** START DATA FOR PROCESSING **
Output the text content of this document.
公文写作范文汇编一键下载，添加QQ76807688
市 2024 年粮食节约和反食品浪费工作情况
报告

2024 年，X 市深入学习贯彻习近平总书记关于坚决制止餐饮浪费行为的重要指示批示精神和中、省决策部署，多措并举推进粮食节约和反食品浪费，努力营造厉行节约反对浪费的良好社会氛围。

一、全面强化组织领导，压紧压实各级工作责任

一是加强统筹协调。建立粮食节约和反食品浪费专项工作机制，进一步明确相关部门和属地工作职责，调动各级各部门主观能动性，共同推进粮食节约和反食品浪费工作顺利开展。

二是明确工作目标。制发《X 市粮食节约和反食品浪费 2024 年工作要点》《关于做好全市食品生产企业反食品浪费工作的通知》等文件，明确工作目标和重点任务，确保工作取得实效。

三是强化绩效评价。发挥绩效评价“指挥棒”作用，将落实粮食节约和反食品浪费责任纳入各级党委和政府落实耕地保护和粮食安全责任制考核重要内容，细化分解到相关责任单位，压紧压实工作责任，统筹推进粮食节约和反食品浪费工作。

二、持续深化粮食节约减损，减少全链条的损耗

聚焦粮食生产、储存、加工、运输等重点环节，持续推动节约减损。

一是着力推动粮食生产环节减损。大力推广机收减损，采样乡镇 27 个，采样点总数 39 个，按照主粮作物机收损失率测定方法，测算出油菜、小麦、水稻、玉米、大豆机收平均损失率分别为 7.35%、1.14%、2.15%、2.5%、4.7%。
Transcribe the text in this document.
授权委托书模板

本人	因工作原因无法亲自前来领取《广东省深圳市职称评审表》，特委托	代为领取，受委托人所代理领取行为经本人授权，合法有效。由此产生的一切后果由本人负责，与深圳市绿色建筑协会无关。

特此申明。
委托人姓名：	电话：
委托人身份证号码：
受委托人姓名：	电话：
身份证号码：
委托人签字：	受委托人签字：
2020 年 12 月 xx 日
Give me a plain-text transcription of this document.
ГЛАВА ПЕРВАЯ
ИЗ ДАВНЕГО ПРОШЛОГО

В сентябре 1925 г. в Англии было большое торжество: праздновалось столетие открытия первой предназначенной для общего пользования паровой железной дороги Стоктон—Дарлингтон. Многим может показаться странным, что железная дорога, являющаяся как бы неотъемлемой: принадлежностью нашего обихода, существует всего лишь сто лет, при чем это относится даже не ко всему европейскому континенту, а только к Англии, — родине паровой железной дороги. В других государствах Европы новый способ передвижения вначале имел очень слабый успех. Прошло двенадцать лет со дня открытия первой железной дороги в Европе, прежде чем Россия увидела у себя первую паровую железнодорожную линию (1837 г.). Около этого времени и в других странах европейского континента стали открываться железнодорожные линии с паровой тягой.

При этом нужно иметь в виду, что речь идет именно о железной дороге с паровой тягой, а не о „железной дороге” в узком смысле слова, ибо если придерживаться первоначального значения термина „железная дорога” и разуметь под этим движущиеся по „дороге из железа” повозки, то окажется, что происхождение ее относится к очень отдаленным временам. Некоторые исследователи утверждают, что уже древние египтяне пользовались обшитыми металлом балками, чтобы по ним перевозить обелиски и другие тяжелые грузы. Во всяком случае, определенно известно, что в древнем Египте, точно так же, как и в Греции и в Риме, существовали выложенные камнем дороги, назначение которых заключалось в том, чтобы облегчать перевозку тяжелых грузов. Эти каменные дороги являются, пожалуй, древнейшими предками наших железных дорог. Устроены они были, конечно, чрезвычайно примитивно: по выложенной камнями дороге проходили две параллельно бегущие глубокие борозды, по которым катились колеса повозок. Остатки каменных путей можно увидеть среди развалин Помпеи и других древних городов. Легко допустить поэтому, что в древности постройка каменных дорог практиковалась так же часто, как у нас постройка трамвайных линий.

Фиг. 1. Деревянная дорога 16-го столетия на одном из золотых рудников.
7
** END DATA FOR PROCESSING **
Faithfully copy every entry, leaving nothing out.

▸ **OUTPUT FOR THIS TASK**:
Output the text content of this document.
公文写作范文汇编一键下载，添加QQ76807688
市 2024 年粮食节约和反食品浪费工作情况
报告

2024 年，X 市深入学习贯彻习近平总书记关于坚决制止餐饮浪费行为的重要指示批示精神和中、省决策部署，多措并举推进粮食节约和反食品浪费，努力营造厉行节约反对浪费的良好社会氛围。

一、全面强化组织领导，压紧压实各级工作责任

一是加强统筹协调。建立粮食节约和反食品浪费专项工作机制，进一步明确相关部门和属地工作职责，调动各级各部门主观能动性，共同推进粮食节约和反食品浪费工作顺利开展。

二是明确工作目标。制发《X 市粮食节约和反食品浪费 2024 年工作要点》《关于做好全市食品生产企业反食品浪费工作的通知》等文件，明确工作目标和重点任务，确保工作取得实效。

三是强化绩效评价。发挥绩效评价“指挥棒”作用，将落实粮食节约和反食品浪费责任纳入各级党委和政府落实耕地保护和粮食安全责任制考核重要内容，细化分解到相关责任单位，压紧压实工作责任，统筹推进粮食节约和反食品浪费工作。

二、持续深化粮食节约减损，减少全链条的损耗

聚焦粮食生产、储存、加工、运输等重点环节，持续推动节约减损。

一是着力推动粮食生产环节减损。大力推广机收减损，采样乡镇 27 个，采样点总数 39 个，按照主粮作物机收损失率测定方法，测算出油菜、小麦、水稻、玉米、大豆机收平均损失率分别为 7.35%、1.14%、2.15%、2.5%、4.7%。
Transcribe the text in this document.
授权委托书模板

本人	因工作原因无法亲自前来领取《广东省深圳市职称评审表》，特委托	代为领取，受委托人所代理领取行为经本人授权，合法有效。由此产生的一切后果由本人负责，与深圳市绿色建筑协会无关。

特此申明。
委托人姓名：	电话：
委托人身份证号码：
受委托人姓名：	电话：
身份证号码：
委托人签字：	受委托人签字：
2020 年 12 月 xx 日
Give me a plain-text transcription of this document.
ГЛАВА ПЕРВАЯ
ИЗ ДАВНЕГО ПРОШЛОГО

В сентябре 1925 г. в Англии было большое торжество: праздновалось столетие открытия первой предназначенной для общего пользования паровой железной дороги Стоктон—Дарлингтон. Многим может показаться странным, что железная дорога, являющаяся как бы неотъемлемой: принадлежностью нашего обихода, существует всего лишь сто лет, при чем это относится даже не ко всему европейскому континенту, а только к Англии, — родине паровой железной дороги. В других государствах Европы новый способ передвижения вначале имел очень слабый успех. Прошло двенадцать лет со дня открытия первой железной дороги в Европе, прежде чем Россия увидела у себя первую паровую железнодорожную линию (1837 г.). Около этого времени и в других странах европейского континента стали открываться железнодорожные линии с паровой тягой.

При этом нужно иметь в виду, что речь идет именно о железной дороге с паровой тягой, а не о „железной дороге” в узком смысле слова, ибо если придерживаться первоначального значения термина „железная дорога” и разуметь под этим движущиеся по „дороге из железа” повозки, то окажется, что происхождение ее относится к очень отдаленным временам. Некоторые исследователи утверждают, что уже древние египтяне пользовались обшитыми металлом балками, чтобы по ним перевозить обелиски и другие тяжелые грузы. Во всяком случае, определенно известно, что в древнем Египте, точно так же, как и в Греции и в Риме, существовали выложенные камнем дороги, назначение которых заключалось в том, чтобы облегчать перевозку тяжелых грузов. Эти каменные дороги являются, пожалуй, древнейшими предками наших железных дорог. Устроены они были, конечно, чрезвычайно примитивно: по выложенной камнями дороге проходили две параллельно бегущие глубокие борозды, по которым катились колеса повозок. Остатки каменных путей можно увидеть среди развалин Помпеи и других древних городов. Легко допустить поэтому, что в древности постройка каменных дорог практиковалась так же часто, как у нас постройка трамвайных линий.

Фиг. 1. Деревянная дорога 16-го столетия на одном из золотых рудников.
7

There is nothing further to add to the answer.